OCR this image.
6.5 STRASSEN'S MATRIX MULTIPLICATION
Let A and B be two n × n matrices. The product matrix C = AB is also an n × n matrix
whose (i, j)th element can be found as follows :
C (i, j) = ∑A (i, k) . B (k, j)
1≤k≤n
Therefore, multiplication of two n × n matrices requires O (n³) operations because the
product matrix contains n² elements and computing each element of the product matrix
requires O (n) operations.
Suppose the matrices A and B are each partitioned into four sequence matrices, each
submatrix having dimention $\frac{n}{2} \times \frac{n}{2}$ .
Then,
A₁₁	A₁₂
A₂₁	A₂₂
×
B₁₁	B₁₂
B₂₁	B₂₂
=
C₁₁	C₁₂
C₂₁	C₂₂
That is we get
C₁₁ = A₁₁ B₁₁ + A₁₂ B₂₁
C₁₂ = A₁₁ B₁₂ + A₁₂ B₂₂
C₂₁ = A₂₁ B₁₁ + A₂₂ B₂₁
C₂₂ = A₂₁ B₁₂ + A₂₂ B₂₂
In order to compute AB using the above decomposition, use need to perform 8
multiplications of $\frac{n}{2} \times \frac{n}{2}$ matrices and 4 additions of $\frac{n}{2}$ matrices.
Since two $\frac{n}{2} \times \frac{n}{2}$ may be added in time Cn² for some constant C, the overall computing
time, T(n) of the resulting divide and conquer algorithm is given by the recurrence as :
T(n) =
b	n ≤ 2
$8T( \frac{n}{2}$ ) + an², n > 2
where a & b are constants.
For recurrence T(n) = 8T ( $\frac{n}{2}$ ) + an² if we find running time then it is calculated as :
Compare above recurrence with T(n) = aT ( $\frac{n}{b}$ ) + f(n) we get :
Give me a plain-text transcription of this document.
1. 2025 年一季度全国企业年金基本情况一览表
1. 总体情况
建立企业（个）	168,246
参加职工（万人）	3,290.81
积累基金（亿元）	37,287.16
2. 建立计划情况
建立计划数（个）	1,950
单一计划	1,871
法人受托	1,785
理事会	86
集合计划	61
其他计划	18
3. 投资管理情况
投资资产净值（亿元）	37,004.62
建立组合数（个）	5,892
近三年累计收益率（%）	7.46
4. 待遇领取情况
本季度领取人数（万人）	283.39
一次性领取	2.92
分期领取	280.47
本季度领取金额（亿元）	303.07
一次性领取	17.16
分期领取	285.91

○ ○ ○ ○

Retype the whole listing above exactly.

_Exercise response_
OCR this image.
6.5 STRASSEN'S MATRIX MULTIPLICATION
Let A and B be two n × n matrices. The product matrix C = AB is also an n × n matrix
whose (i, j)th element can be found as follows :
C (i, j) = ∑A (i, k) . B (k, j)
1≤k≤n
Therefore, multiplication of two n × n matrices requires O (n³) operations because the
product matrix contains n² elements and computing each element of the product matrix
requires O (n) operations.
Suppose the matrices A and B are each partitioned into four sequence matrices, each
submatrix having dimention $\frac{n}{2} \times \frac{n}{2}$ .
Then,
A₁₁	A₁₂
A₂₁	A₂₂
×
B₁₁	B₁₂
B₂₁	B₂₂
=
C₁₁	C₁₂
C₂₁	C₂₂
That is we get
C₁₁ = A₁₁ B₁₁ + A₁₂ B₂₁
C₁₂ = A₁₁ B₁₂ + A₁₂ B₂₂
C₂₁ = A₂₁ B₁₁ + A₂₂ B₂₁
C₂₂ = A₂₁ B₁₂ + A₂₂ B₂₂
In order to compute AB using the above decomposition, use need to perform 8
multiplications of $\frac{n}{2} \times \frac{n}{2}$ matrices and 4 additions of $\frac{n}{2}$ matrices.
Since two $\frac{n}{2} \times \frac{n}{2}$ may be added in time Cn² for some constant C, the overall computing
time, T(n) of the resulting divide and conquer algorithm is given by the recurrence as :
T(n) =
b	n ≤ 2
$8T( \frac{n}{2}$ ) + an², n > 2
where a & b are constants.
For recurrence T(n) = 8T ( $\frac{n}{2}$ ) + an² if we find running time then it is calculated as :
Compare above recurrence with T(n) = aT ( $\frac{n}{b}$ ) + f(n) we get :
Give me a plain-text transcription of this document.
1. 2025 年一季度全国企业年金基本情况一览表
1. 总体情况
建立企业（个）	168,246
参加职工（万人）	3,290.81
积累基金（亿元）	37,287.16
2. 建立计划情况
建立计划数（个）	1,950
单一计划	1,871
法人受托	1,785
理事会	86
集合计划	61
其他计划	18
3. 投资管理情况
投资资产净值（亿元）	37,004.62
建立组合数（个）	5,892
近三年累计收益率（%）	7.46
4. 待遇领取情况
本季度领取人数（万人）	283.39
一次性领取	2.92
分期领取	280.47
本季度领取金额（亿元）	303.07
一次性领取	17.16
分期领取	285.91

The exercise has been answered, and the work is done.